RECORDS SHOWN:
################
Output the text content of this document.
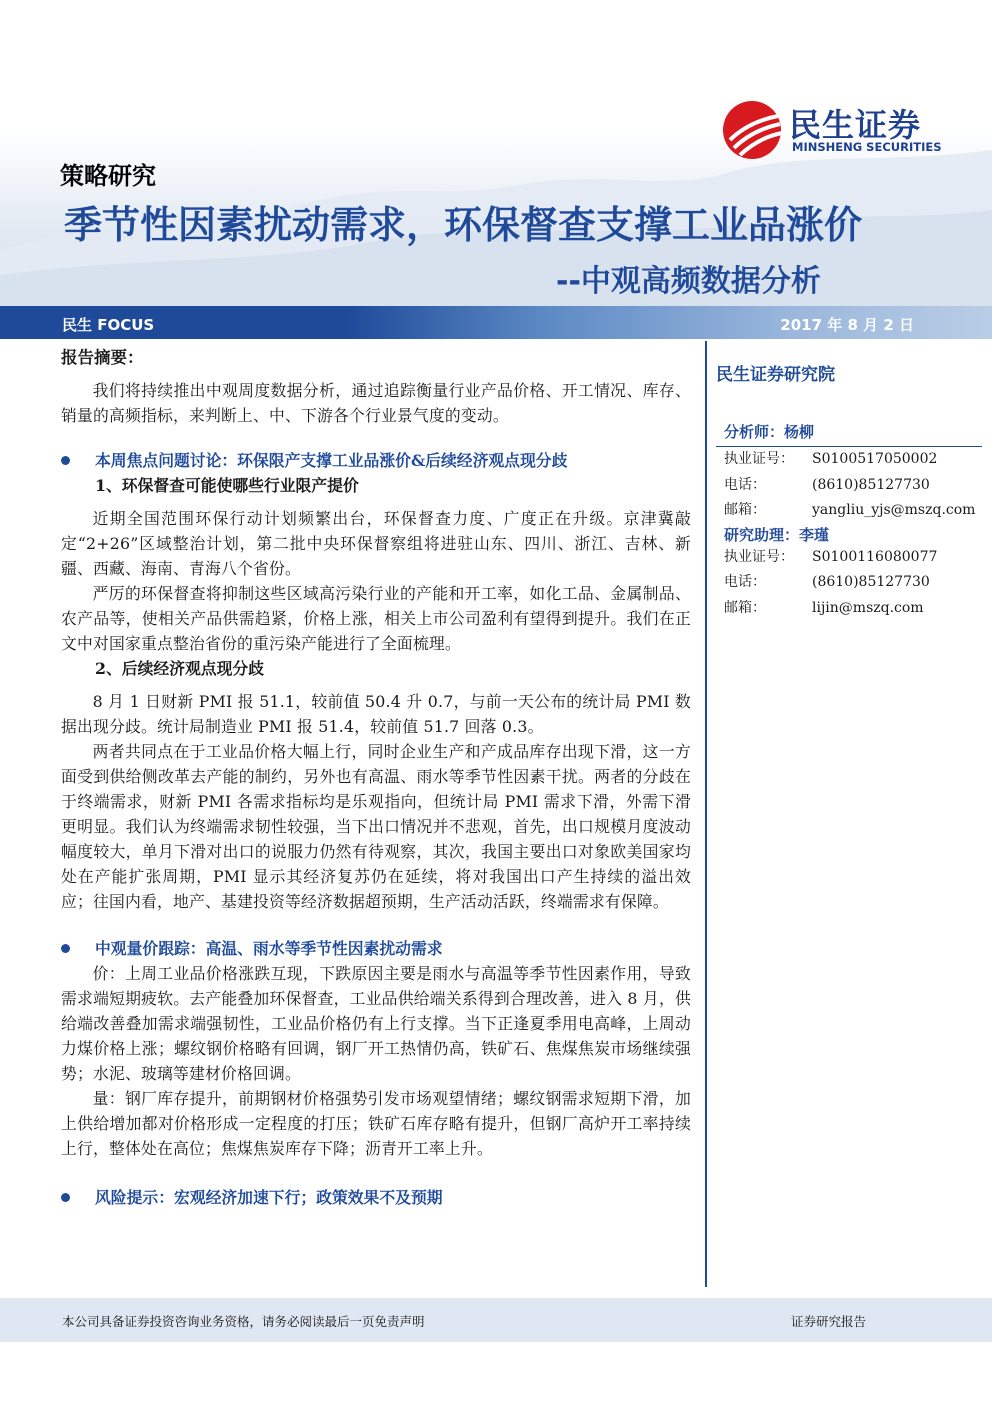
民生证券
MINSHENG SECURITIES
策略研究
季节性因素扰动需求，环保督查支撑工业品涨价
--中观高频数据分析
民生 FOCUS	2017 年 8 月 2 日
报告摘要：

我们将持续推出中观周度数据分析，通过追踪衡量行业产品价格、开工情况、库存、销量的高频指标，来判断上、中、下游各个行业景气度的变动。

本周焦点问题讨论：环保限产支撑工业品涨价&后续经济观点现分歧
1、环保督查可能使哪些行业限产提价

近期全国范围环保行动计划频繁出台，环保督查力度、广度正在升级。京津冀敲定“2+26”区域整治计划，第二批中央环保督察组将进驻山东、四川、浙江、吉林、新疆、西藏、海南、青海八个省份。

严厉的环保督查将抑制这些区域高污染行业的产能和开工率，如化工品、金属制品、农产品等，使相关产品供需趋紧，价格上涨，相关上市公司盈利有望得到提升。我们在正文中对国家重点整治省份的重污染产能进行了全面梳理。

2、后续经济观点现分歧

8 月 1 日财新 PMI 报 51.1，较前值 50.4 升 0.7，与前一天公布的统计局 PMI 数据出现分歧。统计局制造业 PMI 报 51.4，较前值 51.7 回落 0.3。

两者共同点在于工业品价格大幅上行，同时企业生产和产成品库存出现下滑，这一方面受到供给侧改革去产能的制约，另外也有高温、雨水等季节性因素干扰。两者的分歧在于终端需求，财新 PMI 各需求指标均是乐观指向，但统计局 PMI 需求下滑，外需下滑更明显。我们认为终端需求韧性较强，当下出口情况并不悲观，首先，出口规模月度波动幅度较大，单月下滑对出口的说服力仍然有待观察，其次，我国主要出口对象欧美国家均处在产能扩张周期，PMI 显示其经济复苏仍在延续，将对我国出口产生持续的溢出效应；往国内看，地产、基建投资等经济数据超预期，生产活动活跃，终端需求有保障。

中观量价跟踪：高温、雨水等季节性因素扰动需求

价：上周工业品价格涨跌互现，下跌原因主要是雨水与高温等季节性因素作用，导致需求端短期疲软。去产能叠加环保督查，工业品供给端关系得到合理改善，进入 8 月，供给端改善叠加需求端强韧性，工业品价格仍有上行支撑。当下正逢夏季用电高峰，上周动力煤价格上涨；螺纹钢价格略有回调，钢厂开工热情仍高，铁矿石、焦煤焦炭市场继续强势；水泥、玻璃等建材价格回调。

量：钢厂库存提升，前期钢材价格强势引发市场观望情绪；螺纹钢需求短期下滑，加上供给增加都对价格形成一定程度的打压；铁矿石库存略有提升，但钢厂高炉开工率持续上行，整体处在高位；焦煤焦炭库存下降；沥青开工率上升。

风险提示：宏观经济加速下行；政策效果不及预期
民生证券研究院
分析师：杨柳
执业证号： S0100517050002
电话：	(8610)85127730
邮箱：	yangliu_yjs@mszq.com
研究助理：李瑾
执业证号： S0100116080077
电话：	(8610)85127730
邮箱：	lijin@mszq.com
本公司具备证券投资咨询业务资格，请务必阅读最后一页免责声明	证券研究报告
################
Where does the word "后续经济观点现分歧" appear in the listing? List each line that holds it.

ANSWER IN FULL:
本周焦点问题讨论：环保限产支撑工业品涨价&后续经济观点现分歧
2、后续经济观点现分歧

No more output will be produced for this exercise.